* CONSIGNA ESCRITA A
Reproduce el fragmento sobre la Castilla del siglo XIV desde "En ese contexto" hasta "las órdenes militares.", cambiando "María de Molina" por "doña María".
* CONSIGNA ESCRITA B
Según el fragmento sobre la Castilla del siglo XIV, ¿qué proporción de la gente murió en la mortandad de 1301?
* CONSIGNA ESCRITA C
Prolonga el fragmento sobre la Castilla de comienzos del siglo XIV a partir de su última frase.

El comienzo del s. XIV no presagiaba cambio alguno en la situación que vivía Castilla. La Crónica de Fernando IVi describe con toda crudeza las condiciones de vida de sus habitantes, que refleja en numerosos comentarios como el que sigue referido al año 1301: “Este año hubo gran hambre en toda la tierra, e morían las gentes de hambre por las plazas y calles. Hubo una mortandad tan grande que murió una cuarta parte de la gente y muchos comían pan de grama…”.
Ese cuadro lastimero duró algunos años más como consecuencia de los calores extremados que agostaban cualquier planta y a los que sucedían lluvias torrenciales durante semanas, haciendo imposible el trabajo de los labradores. Pero lo peor era que esas graves calamidades naturales no llegaban solas; a ellas se unían los abusos que el pueblo sufría a causa de la prepotencia de los poderosos, ya fueran los nobles, los obispos o el mismo rey. Cuando viajaban a lo largo y ancho de los reinos, solían ir acompañados por un séquito numeroso cuyo comportamiento dejaba mucho que desear, “pues estragan las villas y las aldeas quemando la madera de las casas, talando los árboles de las huertas, arrancando las viñas, asolando los sembrados y tomando por la fuerza el pan, el vino, la carne, la paja, la leña y cuanto hallaban de manera que las gentes perdían los ganados y quedaban los lugares yermos y estragados”.
A panorama tan sombrío se añadía la crisis política que arrastraba la corona de Castilla desde la muerte de Alfonso X. Los conflictos sucesorios que enfrentaban a los miembros de la familia real proporcionaban a los nobles justificación suficiente para la realización de sus ambiciones siempre insatisfechas. De ahí que se dedicaran a intrigar en beneficio propio, buscando pescar en un río que ellos mismo procuraban revolver.
En ese contexto destacaba la figura de la reina madre, María de Molina. Con habilidad e inteligencia supo moverse en un medio tan hostil y preservar la herencia de su marido Sancho IV para su hijo Fernando. Para lograrlo hubo de cerrar el paso a las pretensiones secesionistas de su cuñado, el infante don Juan de Castilla, “el de Tarifa”ii, dispuesto a ceder Castilla a sus sobrinos los infantes de la Cerda a cambio de ocupar el trono del viejo reino de León. Los nobles participaban activamente en esas maniobras apoyando las aspiraciones del pretendiente al trono que fuera más lejos en sus promesas. María de Molina se convirtió en custodio del legado de su marido y buscó alianzas en unos y otros, aunque siempre tuvo claro que solo podía contar con el apoyo de los concejos y de las órdenes militares.

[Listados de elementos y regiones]
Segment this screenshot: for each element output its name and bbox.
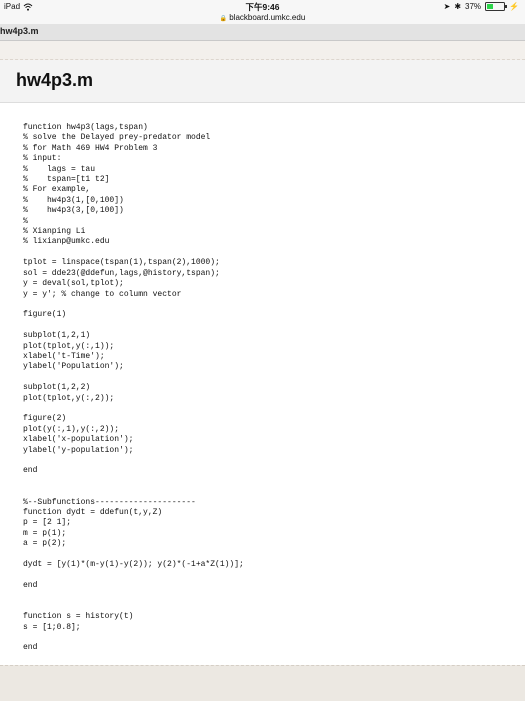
tab-strip: hw4p3.m xyxy=(0,24,525,41)
content-area: function hw4p3(lags,tspan) % solve the D… xyxy=(0,103,525,663)
battery-icon xyxy=(485,2,508,11)
page-footer xyxy=(0,665,525,701)
code-listing: function hw4p3(lags,tspan) % solve the D… xyxy=(23,123,244,653)
page-banner xyxy=(0,41,525,60)
status-right: ➤ ✱ 37% ⚡ xyxy=(444,2,519,11)
location-icon: ➤ xyxy=(443,2,451,11)
battery-level-fill xyxy=(487,4,493,9)
page-title: hw4p3.m xyxy=(16,70,94,90)
address-bar[interactable]: 🔒 blackboard.umkc.edu xyxy=(0,13,525,24)
bluetooth-icon: ✱ xyxy=(454,2,462,11)
url-text[interactable]: blackboard.umkc.edu xyxy=(229,13,305,22)
page-header: hw4p3.m xyxy=(0,60,525,103)
lock-icon: 🔒 xyxy=(219,16,228,22)
tab-hw4p3[interactable]: hw4p3.m xyxy=(0,26,39,36)
battery-percent: 37% xyxy=(465,2,482,11)
status-bar: iPad 下午9:46 ➤ ✱ 37% ⚡ xyxy=(0,0,525,13)
charging-icon: ⚡ xyxy=(509,2,519,11)
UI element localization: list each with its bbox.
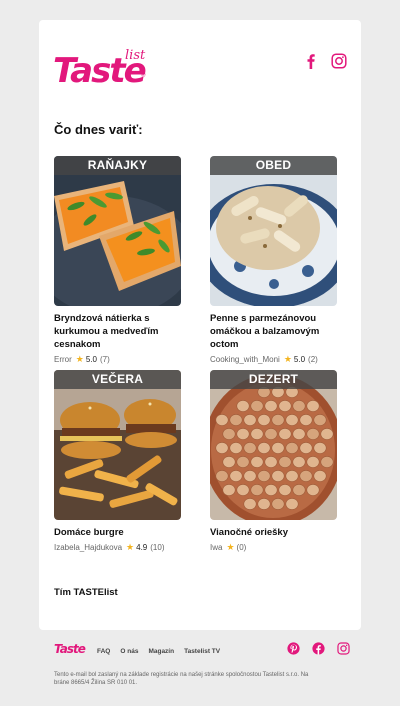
facebook-icon[interactable] bbox=[312, 642, 325, 655]
instagram-icon[interactable] bbox=[331, 53, 347, 69]
category-badge: VEČERA bbox=[54, 370, 181, 389]
section-heading: Čo dnes variť: bbox=[54, 122, 143, 137]
tastelist-logo[interactable]: Taste list ® bbox=[53, 48, 149, 88]
star-icon: ★ bbox=[226, 542, 235, 552]
recipe-image-dessert[interactable]: DEZERT bbox=[210, 370, 337, 520]
recipe-review-count: (0) bbox=[236, 543, 247, 552]
recipe-image-lunch[interactable]: OBED bbox=[210, 156, 337, 306]
footer-logo[interactable]: Taste bbox=[54, 642, 86, 656]
recipe-card-dessert[interactable]: DEZERT Vianočné oriešky Iwa ★ (0) bbox=[210, 370, 337, 553]
recipe-author[interactable]: Izabela_Hajdukova bbox=[54, 543, 122, 552]
recipe-rating: 4.9 bbox=[136, 543, 148, 552]
logo-registered-mark: ® bbox=[141, 73, 146, 79]
recipe-meta: Izabela_Hajdukova ★ 4.9 (10) bbox=[54, 542, 181, 553]
star-icon: ★ bbox=[126, 542, 135, 552]
facebook-icon[interactable] bbox=[303, 53, 319, 69]
footer-link-magazine[interactable]: Magazín bbox=[148, 648, 174, 655]
footer-link-tastelist-tv[interactable]: Tastelist TV bbox=[184, 648, 220, 655]
recipe-image-dinner[interactable]: VEČERA bbox=[54, 370, 181, 520]
recipe-author[interactable]: Cooking_with_Moni bbox=[210, 355, 280, 364]
recipe-title[interactable]: Penne s parmezánovou omáčkou a balzamový… bbox=[210, 312, 337, 351]
pinterest-icon[interactable] bbox=[287, 642, 300, 655]
instagram-icon[interactable] bbox=[337, 642, 350, 655]
recipe-meta: Cooking_with_Moni ★ 5.0 (2) bbox=[210, 354, 337, 365]
footer-link-about[interactable]: O nás bbox=[120, 648, 138, 655]
recipe-card-lunch[interactable]: OBED Penne s parmezánovou omáčkou a balz… bbox=[210, 156, 337, 365]
recipe-meta: Error ★ 5.0 (7) bbox=[54, 354, 181, 365]
star-icon: ★ bbox=[283, 354, 292, 364]
recipe-title[interactable]: Domáce burgre bbox=[54, 526, 181, 539]
email-card: Taste list ® Čo dnes variť: RAŇAJKY Bryn… bbox=[39, 20, 361, 630]
category-badge: DEZERT bbox=[210, 370, 337, 389]
signature: Tím TASTElist bbox=[54, 587, 118, 598]
recipe-review-count: (10) bbox=[150, 543, 165, 552]
recipe-image-breakfast[interactable]: RAŇAJKY bbox=[54, 156, 181, 306]
star-icon: ★ bbox=[75, 354, 84, 364]
logo-sub-text: list bbox=[125, 48, 146, 63]
recipe-title[interactable]: Bryndzová nátierka s kurkumou a medveďím… bbox=[54, 312, 181, 351]
recipe-review-count: (7) bbox=[99, 355, 110, 364]
recipe-title[interactable]: Vianočné oriešky bbox=[210, 526, 337, 539]
recipe-author[interactable]: Iwa bbox=[210, 543, 222, 552]
footer-link-faq[interactable]: FAQ bbox=[97, 648, 110, 655]
recipe-meta: Iwa ★ (0) bbox=[210, 542, 337, 553]
footer-social-links bbox=[287, 642, 350, 655]
recipe-card-dinner[interactable]: VEČERA Domáce burgre Izabela_Hajdukova ★… bbox=[54, 370, 181, 553]
recipe-card-breakfast[interactable]: RAŇAJKY Bryndzová nátierka s kurkumou a … bbox=[54, 156, 181, 365]
recipe-review-count: (2) bbox=[308, 355, 318, 364]
category-badge: OBED bbox=[210, 156, 337, 175]
recipe-rating: 5.0 bbox=[293, 355, 306, 364]
header-social-links bbox=[303, 53, 347, 69]
footer-links: FAQ O nás Magazín Tastelist TV bbox=[97, 648, 220, 655]
category-badge: RAŇAJKY bbox=[54, 156, 181, 175]
recipe-author[interactable]: Error bbox=[54, 355, 72, 364]
recipe-rating: 5.0 bbox=[85, 355, 97, 364]
footer-disclaimer: Tento e-mail bol zaslaný na základe regi… bbox=[54, 672, 309, 686]
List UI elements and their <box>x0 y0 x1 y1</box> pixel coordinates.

* RESULTADO DEL EJERCICIO A
En ese contexto destacaba la figura de la reina madre, doña María. Con habilidad e inteligencia supo moverse en un medio tan hostil y preservar la herencia de su marido Sancho IV para su hijo Fernando. Para lograrlo hubo de cerrar el paso a las pretensiones secesionistas de su cuñado, el infante don Juan de Castilla, “el de Tarifa”ii, dispuesto a ceder Castilla a sus sobrinos los infantes de la Cerda a cambio de ocupar el trono del viejo reino de León. Los nobles participaban activamente en esas maniobras apoyando las aspiraciones del pretendiente al trono que fuera más lejos en sus promesas. doña María se convirtió en custodio del legado de su marido y buscó alianzas en unos y otros, aunque siempre tuvo claro que solo podía contar con el apoyo de los concejos y de las órdenes militares.

* RESULTADO DEL EJERCICIO B
Murió una cuarta parte de la gente.

* RESULTADO DEL EJERCICIO C
El cerco de Tordehumos
El cerco de esta villa fue el episodio final de uno de los tantos vaivenes que sacudían los reinos de la corona de Castilla a principio del s. XIV. Fiel reflejo de las maneras que mostraban los nobles más poderosos cuando se sentían ofendidos. En esta ocasión el protagonista fue Juan Núñez de Lara, uno de los nobles más ambiciosos, cabecilla de uno de los bandos enfrentados por el dominio de la inestable voluntad del joven rey.
Cuando en 1305 estalló el pleito entre los bandos nobiliarios con motivo del señorío de Vizcaya, los principales del reino recompusieron sus fidelidades de acuerdo con las expectativas fundadas que se les ofrecían. El infante don Juan, el de Tarifa, se enfrentaba los Haro, encabezados por Diego López y, como Juan Núñez de Lara no estaba dispuesto a someterse a su prepotencia, decidió apoyar a éstos últimos en la confianza de aumentar su poder a costa de sus oponentes y del mismo rey.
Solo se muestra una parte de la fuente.